DIRECTIONS FOR THIS TASK ▸ Within this material, how many lines have the string "screenshot" in them? The answer is a number, with nothing added.

SUPPLIED RECORDS ▸
-- begin --

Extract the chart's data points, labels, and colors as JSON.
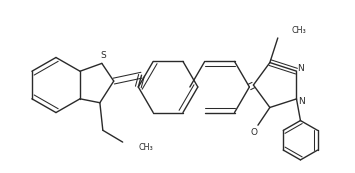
{
  "fig_width": 3.55,
  "fig_height": 1.73,
  "dpi": 100,
  "lc": "#2a2a2a",
  "lw": 1.0,
  "dlw": 0.75,
  "xlim": [
    0,
    355
  ],
  "ylim": [
    0,
    173
  ]
}
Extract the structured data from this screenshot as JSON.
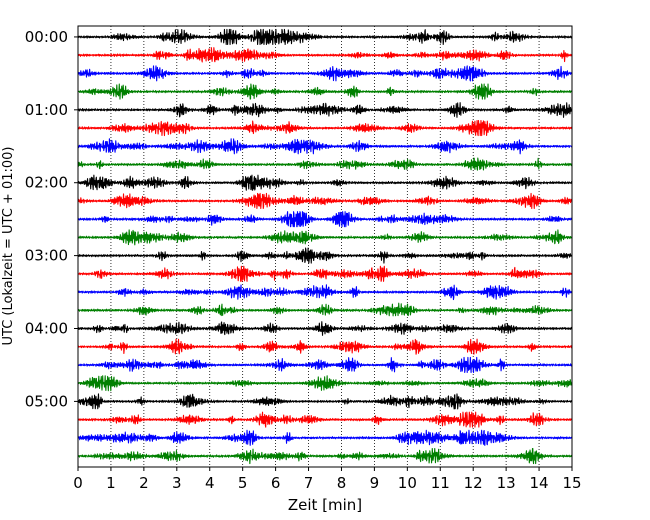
{
  "chart_data": {
    "type": "line",
    "title": "",
    "xlabel": "Zeit  [min]",
    "ylabel": "UTC (Lokalzeit = UTC + 01:00)",
    "xlim": [
      0,
      15
    ],
    "x_ticks": [
      0,
      1,
      2,
      3,
      4,
      5,
      6,
      7,
      8,
      9,
      10,
      11,
      12,
      13,
      14,
      15
    ],
    "x_tick_labels": [
      "0",
      "1",
      "2",
      "3",
      "4",
      "5",
      "6",
      "7",
      "8",
      "9",
      "10",
      "11",
      "12",
      "13",
      "14",
      "15"
    ],
    "y_ticks_minutes": [
      0,
      60,
      120,
      180,
      240,
      300
    ],
    "y_tick_labels": [
      "00:00",
      "01:00",
      "02:00",
      "03:00",
      "04:00",
      "05:00"
    ],
    "ylim_minutes": [
      -9,
      354
    ],
    "y_inverted": true,
    "grid": "x-dotted",
    "legend": "none",
    "trace_interval_minutes": 15,
    "trace_count": 24,
    "trace_colors": [
      "#000000",
      "#ff0000",
      "#0000ff",
      "#008000"
    ],
    "traces": [
      {
        "start": "00:00"
      },
      {
        "start": "00:15"
      },
      {
        "start": "00:30"
      },
      {
        "start": "00:45"
      },
      {
        "start": "01:00"
      },
      {
        "start": "01:15"
      },
      {
        "start": "01:30"
      },
      {
        "start": "01:45"
      },
      {
        "start": "02:00"
      },
      {
        "start": "02:15"
      },
      {
        "start": "02:30"
      },
      {
        "start": "02:45"
      },
      {
        "start": "03:00"
      },
      {
        "start": "03:15"
      },
      {
        "start": "03:30"
      },
      {
        "start": "03:45"
      },
      {
        "start": "04:00"
      },
      {
        "start": "04:15"
      },
      {
        "start": "04:30"
      },
      {
        "start": "04:45"
      },
      {
        "start": "05:00"
      },
      {
        "start": "05:15"
      },
      {
        "start": "05:30"
      },
      {
        "start": "05:45"
      }
    ]
  }
}
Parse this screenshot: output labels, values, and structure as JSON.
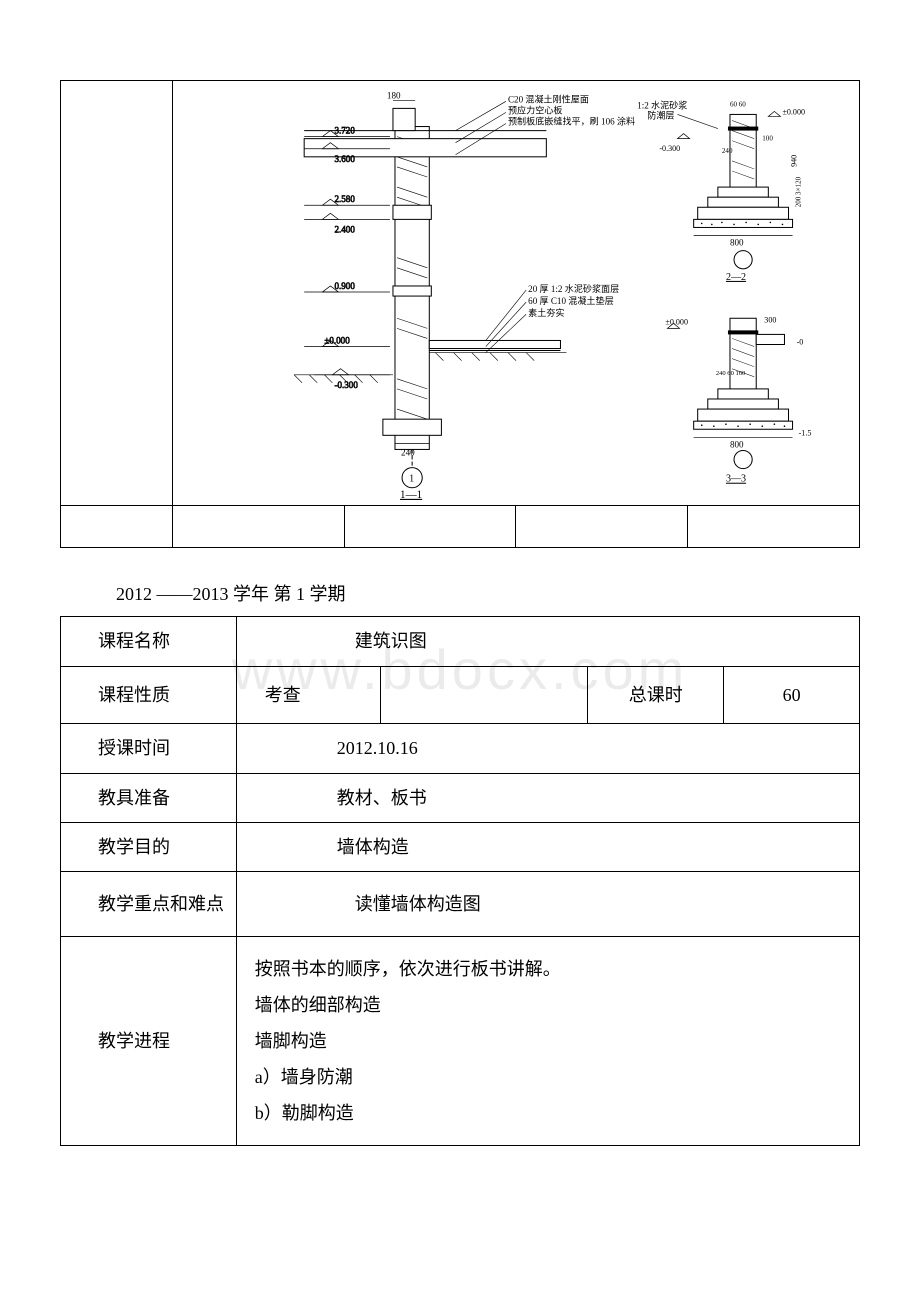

-- end --

WRITTEN RESPONSE ▸ 2